BEGIN Given records

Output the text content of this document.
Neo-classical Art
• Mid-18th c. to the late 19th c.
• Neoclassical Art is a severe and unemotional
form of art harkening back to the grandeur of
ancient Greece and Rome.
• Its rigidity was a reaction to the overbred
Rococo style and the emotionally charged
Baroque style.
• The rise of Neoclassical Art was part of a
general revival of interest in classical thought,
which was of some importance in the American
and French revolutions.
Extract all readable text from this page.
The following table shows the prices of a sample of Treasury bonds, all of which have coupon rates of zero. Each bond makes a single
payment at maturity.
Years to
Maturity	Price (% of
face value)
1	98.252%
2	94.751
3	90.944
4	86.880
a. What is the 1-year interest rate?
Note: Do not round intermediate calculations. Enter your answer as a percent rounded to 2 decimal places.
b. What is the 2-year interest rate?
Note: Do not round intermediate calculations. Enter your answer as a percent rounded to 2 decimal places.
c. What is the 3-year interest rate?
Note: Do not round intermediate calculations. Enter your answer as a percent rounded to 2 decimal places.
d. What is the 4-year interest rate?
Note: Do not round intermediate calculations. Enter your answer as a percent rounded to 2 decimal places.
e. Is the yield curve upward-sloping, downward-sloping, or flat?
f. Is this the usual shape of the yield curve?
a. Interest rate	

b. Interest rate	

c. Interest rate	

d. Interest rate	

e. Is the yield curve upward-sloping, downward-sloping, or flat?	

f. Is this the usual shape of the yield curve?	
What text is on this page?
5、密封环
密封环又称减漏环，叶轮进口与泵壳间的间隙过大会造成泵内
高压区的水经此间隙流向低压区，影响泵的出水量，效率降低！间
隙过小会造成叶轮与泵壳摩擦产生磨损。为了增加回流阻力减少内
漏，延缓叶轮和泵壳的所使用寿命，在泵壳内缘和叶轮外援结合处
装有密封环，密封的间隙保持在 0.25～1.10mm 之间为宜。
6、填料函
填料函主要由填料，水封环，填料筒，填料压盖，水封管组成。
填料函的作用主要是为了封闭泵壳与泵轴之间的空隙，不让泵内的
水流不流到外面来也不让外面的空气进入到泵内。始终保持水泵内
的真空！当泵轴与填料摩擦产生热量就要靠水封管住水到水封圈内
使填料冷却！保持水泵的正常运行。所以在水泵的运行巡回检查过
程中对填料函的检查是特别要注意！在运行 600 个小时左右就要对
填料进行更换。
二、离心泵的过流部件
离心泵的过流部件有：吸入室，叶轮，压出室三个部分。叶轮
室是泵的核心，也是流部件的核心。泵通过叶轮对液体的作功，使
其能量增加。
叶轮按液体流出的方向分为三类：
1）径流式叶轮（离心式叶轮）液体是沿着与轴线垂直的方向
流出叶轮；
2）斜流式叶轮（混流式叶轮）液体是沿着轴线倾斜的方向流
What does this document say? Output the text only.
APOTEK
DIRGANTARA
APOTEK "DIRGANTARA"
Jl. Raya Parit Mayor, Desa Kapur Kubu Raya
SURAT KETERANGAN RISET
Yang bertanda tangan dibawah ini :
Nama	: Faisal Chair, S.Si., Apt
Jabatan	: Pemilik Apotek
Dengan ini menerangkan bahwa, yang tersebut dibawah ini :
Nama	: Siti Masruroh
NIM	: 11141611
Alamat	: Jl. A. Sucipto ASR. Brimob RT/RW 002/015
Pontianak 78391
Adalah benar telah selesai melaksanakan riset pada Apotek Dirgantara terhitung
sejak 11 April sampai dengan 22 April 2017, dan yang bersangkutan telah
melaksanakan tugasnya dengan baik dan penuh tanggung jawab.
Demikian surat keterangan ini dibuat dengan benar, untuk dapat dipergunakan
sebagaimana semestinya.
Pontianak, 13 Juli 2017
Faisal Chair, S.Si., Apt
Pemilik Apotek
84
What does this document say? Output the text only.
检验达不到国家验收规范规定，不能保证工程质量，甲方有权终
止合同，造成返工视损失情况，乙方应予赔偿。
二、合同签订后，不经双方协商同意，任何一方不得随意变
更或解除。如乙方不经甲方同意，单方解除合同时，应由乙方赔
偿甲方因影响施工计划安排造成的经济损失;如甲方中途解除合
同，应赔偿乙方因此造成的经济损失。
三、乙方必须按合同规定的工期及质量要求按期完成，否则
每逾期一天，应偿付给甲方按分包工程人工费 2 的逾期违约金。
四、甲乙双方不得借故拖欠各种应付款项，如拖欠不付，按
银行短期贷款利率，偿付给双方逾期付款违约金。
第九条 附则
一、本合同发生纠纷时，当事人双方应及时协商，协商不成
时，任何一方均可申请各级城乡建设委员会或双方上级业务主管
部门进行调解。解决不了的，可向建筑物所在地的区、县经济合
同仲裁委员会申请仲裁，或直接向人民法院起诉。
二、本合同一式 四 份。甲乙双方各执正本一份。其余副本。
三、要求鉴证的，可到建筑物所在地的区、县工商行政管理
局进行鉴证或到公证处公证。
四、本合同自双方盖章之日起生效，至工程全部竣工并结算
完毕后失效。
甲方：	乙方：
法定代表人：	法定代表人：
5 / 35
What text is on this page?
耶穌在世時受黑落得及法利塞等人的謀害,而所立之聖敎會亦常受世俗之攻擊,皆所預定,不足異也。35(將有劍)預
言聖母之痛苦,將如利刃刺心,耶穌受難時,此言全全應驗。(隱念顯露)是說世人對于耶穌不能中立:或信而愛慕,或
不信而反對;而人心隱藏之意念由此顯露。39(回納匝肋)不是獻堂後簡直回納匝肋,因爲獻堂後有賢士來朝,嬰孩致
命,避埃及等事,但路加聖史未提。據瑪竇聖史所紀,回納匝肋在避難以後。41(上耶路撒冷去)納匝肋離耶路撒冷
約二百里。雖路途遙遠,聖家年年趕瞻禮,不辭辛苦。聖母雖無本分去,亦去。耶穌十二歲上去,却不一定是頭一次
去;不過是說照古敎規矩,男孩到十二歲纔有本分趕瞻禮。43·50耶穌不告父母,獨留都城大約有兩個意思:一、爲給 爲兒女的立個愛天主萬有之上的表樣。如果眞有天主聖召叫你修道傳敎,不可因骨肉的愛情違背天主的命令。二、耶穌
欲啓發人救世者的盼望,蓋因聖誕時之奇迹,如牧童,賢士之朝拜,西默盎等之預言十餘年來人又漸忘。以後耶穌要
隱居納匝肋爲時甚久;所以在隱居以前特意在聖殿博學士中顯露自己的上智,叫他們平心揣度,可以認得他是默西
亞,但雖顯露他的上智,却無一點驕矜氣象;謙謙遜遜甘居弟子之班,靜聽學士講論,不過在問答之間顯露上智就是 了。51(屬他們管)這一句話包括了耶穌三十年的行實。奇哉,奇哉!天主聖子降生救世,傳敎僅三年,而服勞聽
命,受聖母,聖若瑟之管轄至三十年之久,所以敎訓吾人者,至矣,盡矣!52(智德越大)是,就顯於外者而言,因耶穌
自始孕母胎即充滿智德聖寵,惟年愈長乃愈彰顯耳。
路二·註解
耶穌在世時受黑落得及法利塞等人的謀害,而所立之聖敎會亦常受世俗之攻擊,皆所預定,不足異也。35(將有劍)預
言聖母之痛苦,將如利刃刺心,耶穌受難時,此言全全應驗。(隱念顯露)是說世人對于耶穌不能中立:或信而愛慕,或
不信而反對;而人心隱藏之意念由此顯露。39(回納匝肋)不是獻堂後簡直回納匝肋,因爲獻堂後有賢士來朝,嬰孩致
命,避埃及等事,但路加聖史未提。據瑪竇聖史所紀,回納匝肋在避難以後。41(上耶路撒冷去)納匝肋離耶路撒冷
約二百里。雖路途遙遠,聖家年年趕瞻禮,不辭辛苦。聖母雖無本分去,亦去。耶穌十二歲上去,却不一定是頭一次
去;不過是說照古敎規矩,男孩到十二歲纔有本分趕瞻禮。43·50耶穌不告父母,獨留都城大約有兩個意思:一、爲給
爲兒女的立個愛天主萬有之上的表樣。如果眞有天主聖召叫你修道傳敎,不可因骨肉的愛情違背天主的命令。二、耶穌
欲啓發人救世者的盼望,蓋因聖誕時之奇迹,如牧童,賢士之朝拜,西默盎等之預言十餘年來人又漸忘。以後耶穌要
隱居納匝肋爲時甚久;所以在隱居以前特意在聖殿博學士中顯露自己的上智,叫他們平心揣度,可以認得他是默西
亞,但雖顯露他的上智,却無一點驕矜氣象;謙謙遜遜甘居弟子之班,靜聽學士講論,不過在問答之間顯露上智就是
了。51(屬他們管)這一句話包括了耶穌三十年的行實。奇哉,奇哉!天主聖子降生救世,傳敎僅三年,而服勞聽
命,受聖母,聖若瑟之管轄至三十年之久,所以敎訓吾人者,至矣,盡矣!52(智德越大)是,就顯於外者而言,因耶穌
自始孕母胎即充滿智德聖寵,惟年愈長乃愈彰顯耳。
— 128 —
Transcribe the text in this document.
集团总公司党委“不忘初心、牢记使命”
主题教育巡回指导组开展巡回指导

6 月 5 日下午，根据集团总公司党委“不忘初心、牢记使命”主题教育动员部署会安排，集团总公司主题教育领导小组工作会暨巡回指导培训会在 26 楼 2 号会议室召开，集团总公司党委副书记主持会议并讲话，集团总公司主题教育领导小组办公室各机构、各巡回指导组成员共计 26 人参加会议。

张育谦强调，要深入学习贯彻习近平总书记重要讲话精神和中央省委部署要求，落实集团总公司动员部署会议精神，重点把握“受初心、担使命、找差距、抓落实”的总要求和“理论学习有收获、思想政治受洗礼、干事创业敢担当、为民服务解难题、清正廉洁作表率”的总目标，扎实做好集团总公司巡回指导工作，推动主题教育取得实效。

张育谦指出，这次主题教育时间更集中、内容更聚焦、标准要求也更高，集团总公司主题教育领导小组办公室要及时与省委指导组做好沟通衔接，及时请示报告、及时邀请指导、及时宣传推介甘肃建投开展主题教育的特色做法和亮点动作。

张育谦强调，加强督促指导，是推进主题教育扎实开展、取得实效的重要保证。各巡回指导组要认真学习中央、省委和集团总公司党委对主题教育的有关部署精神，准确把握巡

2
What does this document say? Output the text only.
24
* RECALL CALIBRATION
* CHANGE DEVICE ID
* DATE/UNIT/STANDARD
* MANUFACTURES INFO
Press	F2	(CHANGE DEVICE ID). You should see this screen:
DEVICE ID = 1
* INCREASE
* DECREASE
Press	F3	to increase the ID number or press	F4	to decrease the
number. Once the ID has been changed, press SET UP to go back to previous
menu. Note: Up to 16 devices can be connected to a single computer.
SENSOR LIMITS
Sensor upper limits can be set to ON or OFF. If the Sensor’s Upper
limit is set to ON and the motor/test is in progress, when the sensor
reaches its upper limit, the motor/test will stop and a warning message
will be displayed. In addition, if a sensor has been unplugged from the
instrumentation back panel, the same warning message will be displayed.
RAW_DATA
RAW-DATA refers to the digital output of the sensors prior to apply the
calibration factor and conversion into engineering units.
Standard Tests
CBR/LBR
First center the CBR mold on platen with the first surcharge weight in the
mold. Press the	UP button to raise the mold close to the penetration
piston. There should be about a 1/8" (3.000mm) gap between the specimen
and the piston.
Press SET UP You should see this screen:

END Given records

§ Required task: Wherever "天主聖子降生救世" shows up in a line, copy that line.

§ Task response:
亞,但雖顯露他的上智,却無一點驕矜氣象;謙謙遜遜甘居弟子之班,靜聽學士講論,不過在問答之間顯露上智就是 了。51(屬他們管)這一句話包括了耶穌三十年的行實。奇哉,奇哉!天主聖子降生救世,傳敎僅三年,而服勞聽
了。51(屬他們管)這一句話包括了耶穌三十年的行實。奇哉,奇哉!天主聖子降生救世,傳敎僅三年,而服勞聽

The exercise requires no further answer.